(Task brief)
Copy each line in the data that includes the word "comunicare".

(Dataset content)
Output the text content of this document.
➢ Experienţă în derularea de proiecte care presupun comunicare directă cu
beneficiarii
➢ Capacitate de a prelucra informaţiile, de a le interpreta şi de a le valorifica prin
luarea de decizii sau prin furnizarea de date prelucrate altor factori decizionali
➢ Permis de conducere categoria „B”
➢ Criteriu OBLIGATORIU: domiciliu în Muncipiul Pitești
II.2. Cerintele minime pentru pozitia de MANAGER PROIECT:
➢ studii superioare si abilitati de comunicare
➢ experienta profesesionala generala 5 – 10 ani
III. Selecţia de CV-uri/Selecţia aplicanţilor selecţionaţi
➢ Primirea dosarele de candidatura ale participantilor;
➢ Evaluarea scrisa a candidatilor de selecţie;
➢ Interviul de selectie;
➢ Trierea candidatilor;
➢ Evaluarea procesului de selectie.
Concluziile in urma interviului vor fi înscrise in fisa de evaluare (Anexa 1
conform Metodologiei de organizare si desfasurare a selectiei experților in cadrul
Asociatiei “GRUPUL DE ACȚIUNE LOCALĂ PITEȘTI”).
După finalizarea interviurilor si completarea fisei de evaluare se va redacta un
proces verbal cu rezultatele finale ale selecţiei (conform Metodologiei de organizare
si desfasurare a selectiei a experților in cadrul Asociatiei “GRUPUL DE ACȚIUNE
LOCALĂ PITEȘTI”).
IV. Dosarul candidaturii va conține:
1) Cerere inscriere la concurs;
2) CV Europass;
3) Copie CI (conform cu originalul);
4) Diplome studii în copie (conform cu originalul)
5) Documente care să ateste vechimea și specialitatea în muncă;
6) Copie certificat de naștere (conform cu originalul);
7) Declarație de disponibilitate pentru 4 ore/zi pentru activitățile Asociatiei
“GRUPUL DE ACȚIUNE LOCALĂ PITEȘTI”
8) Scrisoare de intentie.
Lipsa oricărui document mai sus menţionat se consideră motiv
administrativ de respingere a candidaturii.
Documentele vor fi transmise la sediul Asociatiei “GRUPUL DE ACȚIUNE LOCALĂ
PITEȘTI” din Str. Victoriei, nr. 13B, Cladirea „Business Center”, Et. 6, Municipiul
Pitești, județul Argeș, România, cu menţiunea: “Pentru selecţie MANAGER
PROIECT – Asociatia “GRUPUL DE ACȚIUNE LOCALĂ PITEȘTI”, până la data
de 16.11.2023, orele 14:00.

(Solution to the problem)
➢ Experienţă în derularea de proiecte care presupun comunicare directă cu
➢ studii superioare si abilitati de comunicare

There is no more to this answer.